==== Provided information ====

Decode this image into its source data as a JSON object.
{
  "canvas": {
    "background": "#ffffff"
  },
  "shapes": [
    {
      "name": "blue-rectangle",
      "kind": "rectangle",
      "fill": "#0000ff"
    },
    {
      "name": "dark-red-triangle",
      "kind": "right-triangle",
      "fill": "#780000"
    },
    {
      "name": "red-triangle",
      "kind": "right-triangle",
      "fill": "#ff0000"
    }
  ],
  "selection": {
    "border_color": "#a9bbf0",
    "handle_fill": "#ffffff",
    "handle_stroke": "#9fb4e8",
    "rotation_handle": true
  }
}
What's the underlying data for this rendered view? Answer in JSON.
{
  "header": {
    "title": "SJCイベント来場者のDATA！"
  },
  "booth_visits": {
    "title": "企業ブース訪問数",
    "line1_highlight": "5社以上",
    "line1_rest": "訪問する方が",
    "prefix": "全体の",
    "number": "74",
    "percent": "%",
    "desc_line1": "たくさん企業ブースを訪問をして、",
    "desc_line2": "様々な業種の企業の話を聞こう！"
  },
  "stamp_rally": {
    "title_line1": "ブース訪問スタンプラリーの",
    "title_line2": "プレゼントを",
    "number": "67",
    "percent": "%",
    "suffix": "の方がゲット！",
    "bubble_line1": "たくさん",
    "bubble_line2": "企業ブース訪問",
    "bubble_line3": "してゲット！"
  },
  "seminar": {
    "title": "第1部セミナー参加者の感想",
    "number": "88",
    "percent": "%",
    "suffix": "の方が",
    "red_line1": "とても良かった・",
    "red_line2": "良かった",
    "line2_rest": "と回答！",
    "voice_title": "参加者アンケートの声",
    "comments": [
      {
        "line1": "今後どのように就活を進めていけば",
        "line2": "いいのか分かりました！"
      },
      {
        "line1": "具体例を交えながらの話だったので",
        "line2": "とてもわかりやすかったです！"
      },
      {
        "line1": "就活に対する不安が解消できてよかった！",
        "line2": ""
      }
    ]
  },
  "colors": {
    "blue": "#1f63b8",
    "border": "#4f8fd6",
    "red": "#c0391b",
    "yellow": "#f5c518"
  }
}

====

→ Problem requirements
Would you give again, word for word, every line from the one with "What's the underlying" through the final line of the listing above?

→ Final result
What's the underlying data for this rendered view? Answer in JSON.
{
  "header": {
    "title": "SJCイベント来場者のDATA！"
  },
  "booth_visits": {
    "title": "企業ブース訪問数",
    "line1_highlight": "5社以上",
    "line1_rest": "訪問する方が",
    "prefix": "全体の",
    "number": "74",
    "percent": "%",
    "desc_line1": "たくさん企業ブースを訪問をして、",
    "desc_line2": "様々な業種の企業の話を聞こう！"
  },
  "stamp_rally": {
    "title_line1": "ブース訪問スタンプラリーの",
    "title_line2": "プレゼントを",
    "number": "67",
    "percent": "%",
    "suffix": "の方がゲット！",
    "bubble_line1": "たくさん",
    "bubble_line2": "企業ブース訪問",
    "bubble_line3": "してゲット！"
  },
  "seminar": {
    "title": "第1部セミナー参加者の感想",
    "number": "88",
    "percent": "%",
    "suffix": "の方が",
    "red_line1": "とても良かった・",
    "red_line2": "良かった",
    "line2_rest": "と回答！",
    "voice_title": "参加者アンケートの声",
    "comments": [
      {
        "line1": "今後どのように就活を進めていけば",
        "line2": "いいのか分かりました！"
      },
      {
        "line1": "具体例を交えながらの話だったので",
        "line2": "とてもわかりやすかったです！"
      },
      {
        "line1": "就活に対する不安が解消できてよかった！",
        "line2": ""
      }
    ]
  },
  "colors": {
    "blue": "#1f63b8",
    "border": "#4f8fd6",
    "red": "#c0391b",
    "yellow": "#f5c518"
  }
}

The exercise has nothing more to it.